## Task instructions
Every entry that follows should be reproduced exactly.

## Records to use
## BEGIN

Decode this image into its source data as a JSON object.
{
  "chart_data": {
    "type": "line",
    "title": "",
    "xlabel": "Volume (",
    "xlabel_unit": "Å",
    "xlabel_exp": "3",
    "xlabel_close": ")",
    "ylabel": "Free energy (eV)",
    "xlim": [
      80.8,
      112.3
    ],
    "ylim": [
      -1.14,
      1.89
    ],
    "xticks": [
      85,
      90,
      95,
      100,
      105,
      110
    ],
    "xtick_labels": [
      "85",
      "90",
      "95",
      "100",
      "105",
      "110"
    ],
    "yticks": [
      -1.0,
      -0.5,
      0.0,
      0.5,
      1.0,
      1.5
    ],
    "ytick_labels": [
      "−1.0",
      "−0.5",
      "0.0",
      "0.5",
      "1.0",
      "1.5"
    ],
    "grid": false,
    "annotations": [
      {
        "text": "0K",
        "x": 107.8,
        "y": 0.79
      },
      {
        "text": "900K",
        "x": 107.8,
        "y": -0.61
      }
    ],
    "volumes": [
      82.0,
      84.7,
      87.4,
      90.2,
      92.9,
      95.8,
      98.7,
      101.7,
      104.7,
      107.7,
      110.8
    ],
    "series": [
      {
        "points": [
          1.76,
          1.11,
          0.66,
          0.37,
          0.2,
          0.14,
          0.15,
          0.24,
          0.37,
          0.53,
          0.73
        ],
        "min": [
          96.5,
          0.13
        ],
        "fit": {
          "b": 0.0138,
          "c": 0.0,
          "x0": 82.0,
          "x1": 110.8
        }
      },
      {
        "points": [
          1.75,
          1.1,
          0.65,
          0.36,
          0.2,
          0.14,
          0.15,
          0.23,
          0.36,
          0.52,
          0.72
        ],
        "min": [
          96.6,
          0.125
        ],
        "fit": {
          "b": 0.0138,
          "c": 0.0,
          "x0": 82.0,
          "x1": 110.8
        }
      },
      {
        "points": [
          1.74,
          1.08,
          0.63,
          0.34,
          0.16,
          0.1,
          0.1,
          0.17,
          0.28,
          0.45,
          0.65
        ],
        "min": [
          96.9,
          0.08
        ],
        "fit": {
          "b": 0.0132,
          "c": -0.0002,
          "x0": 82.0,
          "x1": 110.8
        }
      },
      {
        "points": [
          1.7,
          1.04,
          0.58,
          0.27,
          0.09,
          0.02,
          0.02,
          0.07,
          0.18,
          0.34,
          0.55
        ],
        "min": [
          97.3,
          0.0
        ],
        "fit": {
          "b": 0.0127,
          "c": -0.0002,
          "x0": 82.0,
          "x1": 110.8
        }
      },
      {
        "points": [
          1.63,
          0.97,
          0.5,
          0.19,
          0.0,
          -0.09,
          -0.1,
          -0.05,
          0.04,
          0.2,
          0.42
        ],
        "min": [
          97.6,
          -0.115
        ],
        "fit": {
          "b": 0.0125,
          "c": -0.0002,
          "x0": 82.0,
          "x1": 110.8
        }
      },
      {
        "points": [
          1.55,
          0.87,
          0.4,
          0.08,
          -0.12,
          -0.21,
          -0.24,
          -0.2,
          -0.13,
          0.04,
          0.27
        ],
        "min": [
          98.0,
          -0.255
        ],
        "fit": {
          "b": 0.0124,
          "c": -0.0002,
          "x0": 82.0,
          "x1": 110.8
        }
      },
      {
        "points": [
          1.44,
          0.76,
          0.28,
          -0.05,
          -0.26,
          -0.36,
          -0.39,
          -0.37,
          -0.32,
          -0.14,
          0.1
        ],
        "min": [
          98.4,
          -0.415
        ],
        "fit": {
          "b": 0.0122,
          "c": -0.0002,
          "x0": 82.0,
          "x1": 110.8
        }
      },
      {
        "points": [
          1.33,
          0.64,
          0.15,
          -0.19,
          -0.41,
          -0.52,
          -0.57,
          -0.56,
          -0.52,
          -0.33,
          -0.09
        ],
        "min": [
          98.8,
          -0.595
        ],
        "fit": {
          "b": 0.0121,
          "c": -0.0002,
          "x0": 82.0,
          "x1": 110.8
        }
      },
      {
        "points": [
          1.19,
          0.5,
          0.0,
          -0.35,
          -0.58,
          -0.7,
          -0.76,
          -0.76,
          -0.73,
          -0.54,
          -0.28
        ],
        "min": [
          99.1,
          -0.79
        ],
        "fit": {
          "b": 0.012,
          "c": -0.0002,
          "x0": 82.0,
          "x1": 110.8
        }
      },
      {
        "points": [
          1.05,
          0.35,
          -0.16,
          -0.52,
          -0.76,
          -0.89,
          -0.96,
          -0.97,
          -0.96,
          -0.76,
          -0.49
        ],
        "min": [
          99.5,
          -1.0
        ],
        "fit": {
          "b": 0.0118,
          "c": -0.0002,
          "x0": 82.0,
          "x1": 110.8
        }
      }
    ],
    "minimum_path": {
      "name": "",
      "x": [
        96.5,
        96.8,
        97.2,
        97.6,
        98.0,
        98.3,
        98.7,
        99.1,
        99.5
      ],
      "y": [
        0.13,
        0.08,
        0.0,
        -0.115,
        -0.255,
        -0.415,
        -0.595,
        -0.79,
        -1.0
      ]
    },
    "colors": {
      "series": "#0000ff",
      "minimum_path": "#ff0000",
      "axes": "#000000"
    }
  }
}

## END

## Response to the task
Decode this image into its source data as a JSON object.
{
  "chart_data": {
    "type": "line",
    "title": "",
    "xlabel": "Volume (",
    "xlabel_unit": "Å",
    "xlabel_exp": "3",
    "xlabel_close": ")",
    "ylabel": "Free energy (eV)",
    "xlim": [
      80.8,
      112.3
    ],
    "ylim": [
      -1.14,
      1.89
    ],
    "xticks": [
      85,
      90,
      95,
      100,
      105,
      110
    ],
    "xtick_labels": [
      "85",
      "90",
      "95",
      "100",
      "105",
      "110"
    ],
    "yticks": [
      -1.0,
      -0.5,
      0.0,
      0.5,
      1.0,
      1.5
    ],
    "ytick_labels": [
      "−1.0",
      "−0.5",
      "0.0",
      "0.5",
      "1.0",
      "1.5"
    ],
    "grid": false,
    "annotations": [
      {
        "text": "0K",
        "x": 107.8,
        "y": 0.79
      },
      {
        "text": "900K",
        "x": 107.8,
        "y": -0.61
      }
    ],
    "volumes": [
      82.0,
      84.7,
      87.4,
      90.2,
      92.9,
      95.8,
      98.7,
      101.7,
      104.7,
      107.7,
      110.8
    ],
    "series": [
      {
        "points": [
          1.76,
          1.11,
          0.66,
          0.37,
          0.2,
          0.14,
          0.15,
          0.24,
          0.37,
          0.53,
          0.73
        ],
        "min": [
          96.5,
          0.13
        ],
        "fit": {
          "b": 0.0138,
          "c": 0.0,
          "x0": 82.0,
          "x1": 110.8
        }
      },
      {
        "points": [
          1.75,
          1.1,
          0.65,
          0.36,
          0.2,
          0.14,
          0.15,
          0.23,
          0.36,
          0.52,
          0.72
        ],
        "min": [
          96.6,
          0.125
        ],
        "fit": {
          "b": 0.0138,
          "c": 0.0,
          "x0": 82.0,
          "x1": 110.8
        }
      },
      {
        "points": [
          1.74,
          1.08,
          0.63,
          0.34,
          0.16,
          0.1,
          0.1,
          0.17,
          0.28,
          0.45,
          0.65
        ],
        "min": [
          96.9,
          0.08
        ],
        "fit": {
          "b": 0.0132,
          "c": -0.0002,
          "x0": 82.0,
          "x1": 110.8
        }
      },
      {
        "points": [
          1.7,
          1.04,
          0.58,
          0.27,
          0.09,
          0.02,
          0.02,
          0.07,
          0.18,
          0.34,
          0.55
        ],
        "min": [
          97.3,
          0.0
        ],
        "fit": {
          "b": 0.0127,
          "c": -0.0002,
          "x0": 82.0,
          "x1": 110.8
        }
      },
      {
        "points": [
          1.63,
          0.97,
          0.5,
          0.19,
          0.0,
          -0.09,
          -0.1,
          -0.05,
          0.04,
          0.2,
          0.42
        ],
        "min": [
          97.6,
          -0.115
        ],
        "fit": {
          "b": 0.0125,
          "c": -0.0002,
          "x0": 82.0,
          "x1": 110.8
        }
      },
      {
        "points": [
          1.55,
          0.87,
          0.4,
          0.08,
          -0.12,
          -0.21,
          -0.24,
          -0.2,
          -0.13,
          0.04,
          0.27
        ],
        "min": [
          98.0,
          -0.255
        ],
        "fit": {
          "b": 0.0124,
          "c": -0.0002,
          "x0": 82.0,
          "x1": 110.8
        }
      },
      {
        "points": [
          1.44,
          0.76,
          0.28,
          -0.05,
          -0.26,
          -0.36,
          -0.39,
          -0.37,
          -0.32,
          -0.14,
          0.1
        ],
        "min": [
          98.4,
          -0.415
        ],
        "fit": {
          "b": 0.0122,
          "c": -0.0002,
          "x0": 82.0,
          "x1": 110.8
        }
      },
      {
        "points": [
          1.33,
          0.64,
          0.15,
          -0.19,
          -0.41,
          -0.52,
          -0.57,
          -0.56,
          -0.52,
          -0.33,
          -0.09
        ],
        "min": [
          98.8,
          -0.595
        ],
        "fit": {
          "b": 0.0121,
          "c": -0.0002,
          "x0": 82.0,
          "x1": 110.8
        }
      },
      {
        "points": [
          1.19,
          0.5,
          0.0,
          -0.35,
          -0.58,
          -0.7,
          -0.76,
          -0.76,
          -0.73,
          -0.54,
          -0.28
        ],
        "min": [
          99.1,
          -0.79
        ],
        "fit": {
          "b": 0.012,
          "c": -0.0002,
          "x0": 82.0,
          "x1": 110.8
        }
      },
      {
        "points": [
          1.05,
          0.35,
          -0.16,
          -0.52,
          -0.76,
          -0.89,
          -0.96,
          -0.97,
          -0.96,
          -0.76,
          -0.49
        ],
        "min": [
          99.5,
          -1.0
        ],
        "fit": {
          "b": 0.0118,
          "c": -0.0002,
          "x0": 82.0,
          "x1": 110.8
        }
      }
    ],
    "minimum_path": {
      "name": "",
      "x": [
        96.5,
        96.8,
        97.2,
        97.6,
        98.0,
        98.3,
        98.7,
        99.1,
        99.5
      ],
      "y": [
        0.13,
        0.08,
        0.0,
        -0.115,
        -0.255,
        -0.415,
        -0.595,
        -0.79,
        -1.0
      ]
    },
    "colors": {
      "series": "#0000ff",
      "minimum_path": "#ff0000",
      "axes": "#000000"
    }
  }
}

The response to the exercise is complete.